Entries from a visual dataset
>> start

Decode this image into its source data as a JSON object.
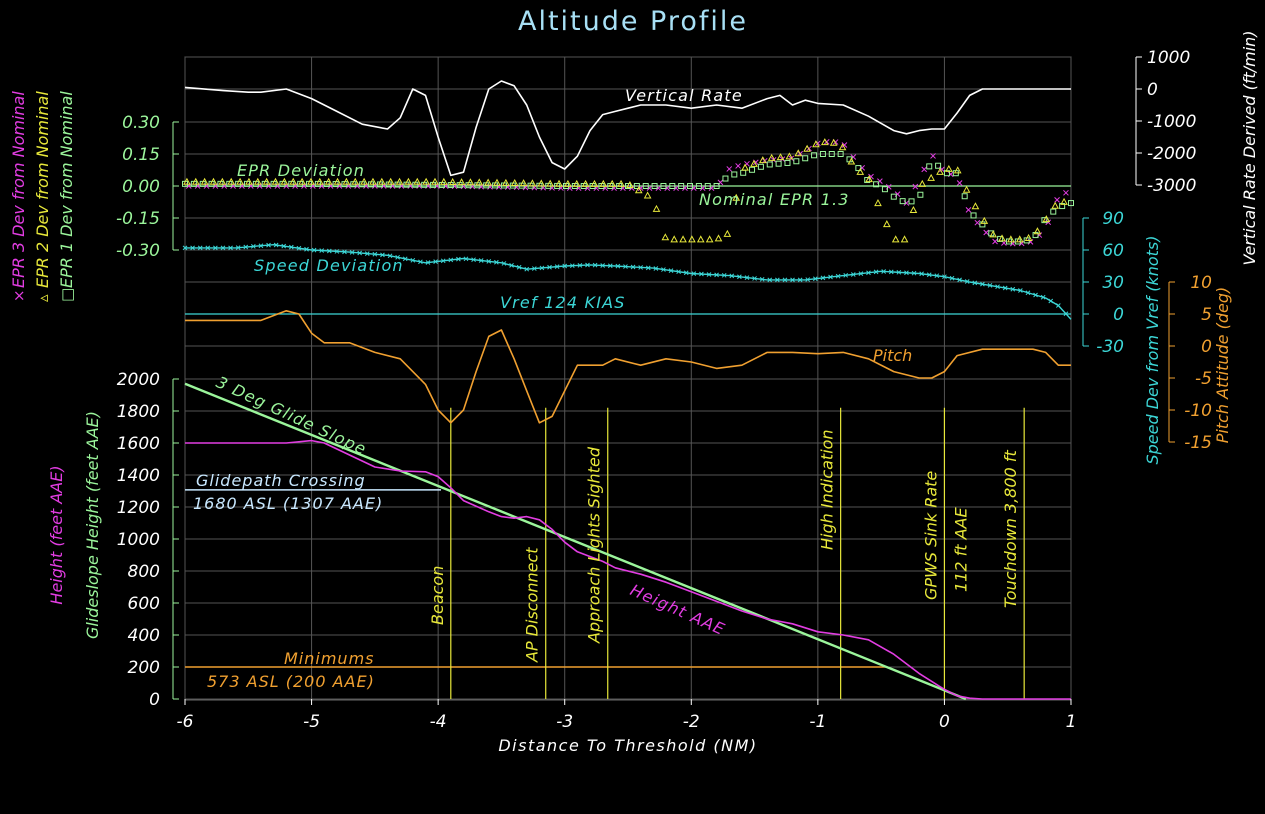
{
  "title": "Altitude Profile",
  "colors": {
    "background": "#000000",
    "white": "#ffffff",
    "title": "#a8e0f5",
    "green": "#9bf59b",
    "magenta": "#e23de2",
    "yellow": "#e8e83a",
    "cyan": "#3cd6d6",
    "orange": "#f0a030",
    "lightblue": "#c8e8ff",
    "grid": "#555555"
  },
  "chart_data": {
    "type": "line",
    "x_axis": {
      "label": "Distance To Threshold (NM)",
      "range": [
        -6,
        1
      ],
      "ticks": [
        "-6",
        "-5",
        "-4",
        "-3",
        "-2",
        "-1",
        "0",
        "1"
      ]
    },
    "height_axis": {
      "label": "Glideslope Height (feet AAE)",
      "label2": "Height (feet AAE)",
      "range": [
        0,
        2000
      ],
      "ticks": [
        "0",
        "200",
        "400",
        "600",
        "800",
        "1000",
        "1200",
        "1400",
        "1600",
        "1800",
        "2000"
      ]
    },
    "epr_axis": {
      "range": [
        -0.3,
        0.3
      ],
      "ticks": [
        "0.30",
        "0.15",
        "0.00",
        "-0.15",
        "-0.30"
      ],
      "legend": [
        "EPR 3 Dev from Nominal",
        "EPR 2 Dev from Nominal",
        "EPR 1 Dev from Nominal"
      ],
      "legend_markers": [
        "×",
        "▵",
        "□"
      ]
    },
    "vrate_axis": {
      "label": "Vertical Rate Derived (ft/min)",
      "range": [
        -3000,
        1000
      ],
      "ticks": [
        "1000",
        "0",
        "-1000",
        "-2000",
        "-3000"
      ]
    },
    "speed_axis": {
      "label": "Speed Dev from Vref (knots)",
      "range": [
        -30,
        90
      ],
      "ticks": [
        "90",
        "60",
        "30",
        "0",
        "-30"
      ]
    },
    "pitch_axis": {
      "label": "Pitch Attitude (deg)",
      "range": [
        -15,
        10
      ],
      "ticks": [
        "10",
        "5",
        "0",
        "-5",
        "-10",
        "-15"
      ]
    },
    "annotations": {
      "vertical_rate": "Vertical Rate",
      "epr_deviation": "EPR Deviation",
      "nominal_epr": "Nominal EPR 1.3",
      "speed_deviation": "Speed Deviation",
      "vref": "Vref 124 KIAS",
      "pitch": "Pitch",
      "glide_slope": "3 Deg Glide Slope",
      "glidepath_crossing_1": "Glidepath Crossing",
      "glidepath_crossing_2": "1680 ASL (1307 AAE)",
      "minimums_1": "Minimums",
      "minimums_2": "573 ASL (200 AAE)",
      "height_aae": "Height AAE"
    },
    "events": [
      {
        "x": -3.9,
        "label": "Beacon"
      },
      {
        "x": -3.15,
        "label": "AP Disconnect"
      },
      {
        "x": -2.66,
        "label": "Approach Lights Sighted"
      },
      {
        "x": -0.82,
        "label": "High Indication"
      },
      {
        "x": 0.0,
        "label": "GPWS Sink Rate",
        "label2": "112 ft AAE"
      },
      {
        "x": 0.63,
        "label": "Touchdown 3,800 ft"
      }
    ],
    "glide_slope": {
      "x": [
        -6,
        0.17
      ],
      "y": [
        1970,
        0
      ]
    },
    "glidepath_crossing_height": 1307,
    "minimums_height": 200,
    "height_aae": {
      "x": [
        -6,
        -5.5,
        -5.2,
        -5.0,
        -4.9,
        -4.5,
        -4.3,
        -4.1,
        -4.0,
        -3.9,
        -3.8,
        -3.6,
        -3.5,
        -3.4,
        -3.3,
        -3.2,
        -3.1,
        -3.0,
        -2.9,
        -2.7,
        -2.6,
        -2.4,
        -2.2,
        -2.0,
        -1.8,
        -1.6,
        -1.4,
        -1.2,
        -1.0,
        -0.8,
        -0.6,
        -0.4,
        -0.2,
        0.0,
        0.1,
        0.2,
        0.3,
        0.5,
        1.0
      ],
      "y": [
        1600,
        1600,
        1600,
        1615,
        1600,
        1450,
        1425,
        1420,
        1390,
        1320,
        1240,
        1170,
        1140,
        1130,
        1140,
        1120,
        1060,
        980,
        920,
        860,
        820,
        780,
        730,
        670,
        610,
        550,
        500,
        470,
        420,
        400,
        370,
        280,
        160,
        60,
        20,
        5,
        0,
        0,
        0
      ]
    },
    "vertical_rate": {
      "x": [
        -6,
        -5.7,
        -5.5,
        -5.4,
        -5.2,
        -5.0,
        -4.8,
        -4.6,
        -4.4,
        -4.3,
        -4.2,
        -4.1,
        -4.0,
        -3.9,
        -3.8,
        -3.7,
        -3.6,
        -3.5,
        -3.4,
        -3.3,
        -3.2,
        -3.1,
        -3.0,
        -2.9,
        -2.8,
        -2.7,
        -2.6,
        -2.5,
        -2.4,
        -2.2,
        -2.0,
        -1.8,
        -1.6,
        -1.4,
        -1.3,
        -1.2,
        -1.1,
        -1.0,
        -0.8,
        -0.6,
        -0.4,
        -0.3,
        -0.2,
        -0.1,
        0.0,
        0.1,
        0.2,
        0.3,
        0.5,
        0.7,
        1.0
      ],
      "y": [
        50,
        -50,
        -100,
        -100,
        0,
        -300,
        -700,
        -1100,
        -1250,
        -900,
        0,
        -200,
        -1500,
        -2700,
        -2600,
        -1200,
        0,
        250,
        100,
        -500,
        -1500,
        -2300,
        -2500,
        -2100,
        -1300,
        -800,
        -700,
        -600,
        -500,
        -500,
        -600,
        -500,
        -600,
        -300,
        -200,
        -500,
        -350,
        -450,
        -500,
        -850,
        -1300,
        -1400,
        -1300,
        -1250,
        -1250,
        -750,
        -200,
        0,
        0,
        0,
        0
      ]
    },
    "speed_deviation": {
      "x": [
        -6,
        -5.6,
        -5.3,
        -5.0,
        -4.7,
        -4.4,
        -4.1,
        -3.8,
        -3.5,
        -3.3,
        -3.0,
        -2.8,
        -2.6,
        -2.3,
        -2.0,
        -1.7,
        -1.4,
        -1.1,
        -0.8,
        -0.5,
        -0.2,
        0.0,
        0.2,
        0.4,
        0.6,
        0.8,
        0.9,
        1.0
      ],
      "y": [
        62,
        62,
        65,
        60,
        58,
        55,
        48,
        52,
        48,
        42,
        45,
        46,
        45,
        43,
        38,
        36,
        32,
        32,
        36,
        40,
        38,
        35,
        30,
        26,
        22,
        15,
        8,
        -5
      ]
    },
    "pitch": {
      "x": [
        -6,
        -5.7,
        -5.4,
        -5.2,
        -5.1,
        -5.0,
        -4.9,
        -4.7,
        -4.5,
        -4.3,
        -4.1,
        -4.0,
        -3.9,
        -3.8,
        -3.7,
        -3.6,
        -3.5,
        -3.4,
        -3.3,
        -3.2,
        -3.1,
        -3.0,
        -2.9,
        -2.8,
        -2.7,
        -2.6,
        -2.4,
        -2.2,
        -2.0,
        -1.8,
        -1.6,
        -1.4,
        -1.2,
        -1.0,
        -0.8,
        -0.6,
        -0.4,
        -0.2,
        -0.1,
        0.0,
        0.1,
        0.3,
        0.5,
        0.7,
        0.8,
        0.9,
        1.0
      ],
      "y": [
        4,
        4,
        4,
        5.5,
        5,
        2,
        0.5,
        0.5,
        -1,
        -2,
        -6,
        -10,
        -12,
        -10,
        -4,
        1.5,
        2.5,
        -2,
        -7,
        -12,
        -11,
        -7,
        -3,
        -3,
        -3,
        -2,
        -3,
        -2,
        -2.5,
        -3.5,
        -3,
        -1,
        -1,
        -1.2,
        -1,
        -2,
        -4,
        -5,
        -5,
        -4,
        -1.5,
        -0.5,
        -0.5,
        -0.5,
        -1,
        -3,
        -3
      ]
    },
    "epr1": {
      "x": [
        -6,
        -5,
        -4,
        -3,
        -2,
        -1.8,
        -1.7,
        -1.6,
        -1.4,
        -1.2,
        -1.0,
        -0.9,
        -0.8,
        -0.7,
        -0.6,
        -0.5,
        -0.4,
        -0.3,
        -0.2,
        -0.1,
        0.0,
        0.1,
        0.2,
        0.3,
        0.4,
        0.5,
        0.6,
        0.7,
        0.8,
        0.9,
        1.0
      ],
      "y": [
        0.01,
        0.01,
        0.005,
        0.0,
        0.0,
        0.0,
        0.05,
        0.06,
        0.1,
        0.11,
        0.15,
        0.15,
        0.15,
        0.1,
        0.02,
        0.0,
        -0.05,
        -0.08,
        -0.06,
        0.13,
        0.06,
        0.06,
        -0.12,
        -0.18,
        -0.24,
        -0.26,
        -0.26,
        -0.25,
        -0.15,
        -0.1,
        -0.08
      ]
    },
    "epr2": {
      "x": [
        -6,
        -5,
        -4,
        -3,
        -2.5,
        -2.3,
        -2.2,
        -2.0,
        -1.8,
        -1.7,
        -1.6,
        -1.4,
        -1.2,
        -1.0,
        -0.9,
        -0.8,
        -0.7,
        -0.6,
        -0.5,
        -0.4,
        -0.3,
        -0.2,
        -0.1,
        0.0,
        0.1,
        0.2,
        0.3,
        0.4,
        0.5,
        0.6,
        0.7,
        0.8,
        0.9,
        1.0
      ],
      "y": [
        0.02,
        0.02,
        0.02,
        0.01,
        0.01,
        -0.06,
        -0.25,
        -0.25,
        -0.25,
        -0.22,
        0.08,
        0.13,
        0.14,
        0.2,
        0.21,
        0.18,
        0.08,
        0.04,
        -0.12,
        -0.25,
        -0.25,
        0.0,
        0.04,
        0.08,
        0.08,
        -0.05,
        -0.15,
        -0.24,
        -0.25,
        -0.25,
        -0.24,
        -0.16,
        -0.07,
        -0.08
      ]
    },
    "epr3": {
      "x": [
        -6,
        -5,
        -4,
        -3,
        -2,
        -1.8,
        -1.7,
        -1.6,
        -1.4,
        -1.2,
        -1.0,
        -0.9,
        -0.8,
        -0.7,
        -0.6,
        -0.5,
        -0.4,
        -0.3,
        -0.2,
        -0.1,
        0.0,
        0.1,
        0.2,
        0.3,
        0.4,
        0.5,
        0.6,
        0.7,
        0.8,
        0.9,
        1.0
      ],
      "y": [
        0.0,
        0.0,
        0.0,
        -0.01,
        -0.01,
        -0.01,
        0.08,
        0.1,
        0.12,
        0.13,
        0.2,
        0.21,
        0.2,
        0.12,
        0.05,
        0.02,
        -0.02,
        -0.08,
        0.03,
        0.15,
        0.06,
        0.05,
        -0.13,
        -0.2,
        -0.26,
        -0.27,
        -0.27,
        -0.26,
        -0.2,
        -0.05,
        -0.02
      ]
    }
  }
}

>> end

Copy every single line of the material above that holds "title".

- Worked answer
  "title": "Altitude Profile",
    "title": "#a8e0f5",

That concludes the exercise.